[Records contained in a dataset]
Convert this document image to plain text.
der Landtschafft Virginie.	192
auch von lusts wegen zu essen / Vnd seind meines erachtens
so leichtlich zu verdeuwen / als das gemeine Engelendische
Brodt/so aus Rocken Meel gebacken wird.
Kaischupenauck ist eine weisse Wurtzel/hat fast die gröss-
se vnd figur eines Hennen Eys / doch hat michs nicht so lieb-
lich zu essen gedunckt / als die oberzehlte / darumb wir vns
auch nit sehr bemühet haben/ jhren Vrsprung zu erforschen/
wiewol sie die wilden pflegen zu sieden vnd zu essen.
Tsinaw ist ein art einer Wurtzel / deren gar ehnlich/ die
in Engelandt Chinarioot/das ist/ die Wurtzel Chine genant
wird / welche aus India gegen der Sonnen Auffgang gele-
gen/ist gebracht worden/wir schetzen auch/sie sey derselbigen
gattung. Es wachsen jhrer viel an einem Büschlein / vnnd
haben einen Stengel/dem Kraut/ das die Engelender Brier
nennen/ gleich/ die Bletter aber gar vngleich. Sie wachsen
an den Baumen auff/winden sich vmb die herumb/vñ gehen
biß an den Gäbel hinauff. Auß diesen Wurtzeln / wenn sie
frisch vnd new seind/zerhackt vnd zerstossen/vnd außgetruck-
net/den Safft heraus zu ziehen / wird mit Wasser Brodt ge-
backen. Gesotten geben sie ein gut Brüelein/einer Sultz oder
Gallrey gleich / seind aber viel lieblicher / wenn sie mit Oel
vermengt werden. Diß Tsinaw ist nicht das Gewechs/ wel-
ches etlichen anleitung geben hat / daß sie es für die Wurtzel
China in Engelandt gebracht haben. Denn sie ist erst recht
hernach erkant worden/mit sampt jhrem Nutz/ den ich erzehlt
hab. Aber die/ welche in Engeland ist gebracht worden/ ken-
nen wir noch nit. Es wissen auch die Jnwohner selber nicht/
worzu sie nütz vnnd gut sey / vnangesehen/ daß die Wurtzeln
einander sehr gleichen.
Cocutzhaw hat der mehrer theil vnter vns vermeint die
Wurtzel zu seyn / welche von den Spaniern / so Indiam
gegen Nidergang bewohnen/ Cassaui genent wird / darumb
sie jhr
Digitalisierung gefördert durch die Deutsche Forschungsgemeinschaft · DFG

**TASK PROMPT**
Tally up how many lines in the preceding listing contain the word "Brodt". Give nothing but the number.

**TASK SOLUTION**
2